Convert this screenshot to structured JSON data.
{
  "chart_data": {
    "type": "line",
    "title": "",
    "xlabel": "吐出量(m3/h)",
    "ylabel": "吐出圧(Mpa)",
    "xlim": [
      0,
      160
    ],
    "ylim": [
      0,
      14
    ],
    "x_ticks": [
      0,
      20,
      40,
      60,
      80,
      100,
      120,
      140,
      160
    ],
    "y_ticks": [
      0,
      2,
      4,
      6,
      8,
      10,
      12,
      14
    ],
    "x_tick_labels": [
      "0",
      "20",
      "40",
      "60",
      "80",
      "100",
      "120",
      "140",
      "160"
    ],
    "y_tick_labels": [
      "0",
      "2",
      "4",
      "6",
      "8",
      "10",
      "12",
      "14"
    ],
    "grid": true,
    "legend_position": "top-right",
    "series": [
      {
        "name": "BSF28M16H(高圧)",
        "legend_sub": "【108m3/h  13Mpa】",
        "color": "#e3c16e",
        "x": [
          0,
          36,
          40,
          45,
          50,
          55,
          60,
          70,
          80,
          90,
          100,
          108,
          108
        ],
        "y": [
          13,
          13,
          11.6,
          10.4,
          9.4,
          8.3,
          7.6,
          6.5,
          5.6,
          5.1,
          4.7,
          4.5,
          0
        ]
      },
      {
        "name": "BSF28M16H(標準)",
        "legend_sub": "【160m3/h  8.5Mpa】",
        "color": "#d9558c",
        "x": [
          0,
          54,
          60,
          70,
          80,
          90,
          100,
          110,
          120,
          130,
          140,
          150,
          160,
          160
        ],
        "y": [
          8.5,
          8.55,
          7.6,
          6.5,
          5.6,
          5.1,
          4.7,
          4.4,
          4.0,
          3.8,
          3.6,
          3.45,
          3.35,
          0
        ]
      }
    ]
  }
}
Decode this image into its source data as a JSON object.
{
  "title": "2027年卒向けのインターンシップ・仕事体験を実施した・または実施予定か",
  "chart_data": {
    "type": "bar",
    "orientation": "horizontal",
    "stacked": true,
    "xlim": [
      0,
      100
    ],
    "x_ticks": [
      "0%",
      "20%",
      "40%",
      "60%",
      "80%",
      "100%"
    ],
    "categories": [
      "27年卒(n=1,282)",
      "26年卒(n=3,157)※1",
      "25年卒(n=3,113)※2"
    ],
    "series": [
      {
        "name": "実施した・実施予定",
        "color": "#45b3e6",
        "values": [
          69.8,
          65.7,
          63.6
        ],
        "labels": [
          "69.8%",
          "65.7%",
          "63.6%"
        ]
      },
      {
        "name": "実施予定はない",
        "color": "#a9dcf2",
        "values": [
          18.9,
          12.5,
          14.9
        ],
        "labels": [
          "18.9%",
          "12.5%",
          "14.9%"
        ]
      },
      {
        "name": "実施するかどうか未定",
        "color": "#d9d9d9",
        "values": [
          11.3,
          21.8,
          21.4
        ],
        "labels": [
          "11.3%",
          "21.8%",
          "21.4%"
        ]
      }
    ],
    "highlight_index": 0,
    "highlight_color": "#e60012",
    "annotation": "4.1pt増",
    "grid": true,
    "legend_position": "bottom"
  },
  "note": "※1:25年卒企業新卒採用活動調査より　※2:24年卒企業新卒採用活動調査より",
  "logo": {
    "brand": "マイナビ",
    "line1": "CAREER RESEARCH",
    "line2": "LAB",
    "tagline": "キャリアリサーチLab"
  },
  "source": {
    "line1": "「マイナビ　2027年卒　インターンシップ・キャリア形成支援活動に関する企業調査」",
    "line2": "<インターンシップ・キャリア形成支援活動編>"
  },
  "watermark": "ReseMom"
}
+ + + +
[TASK INSTRUCTIONS]
Check each line above for the string "マイナビ", then copy the ones that have it.

[TASK RESPONSE]
    "brand": "マイナビ",
    "line1": "「マイナビ　2027年卒　インターンシップ・キャリア形成支援活動に関する企業調査」",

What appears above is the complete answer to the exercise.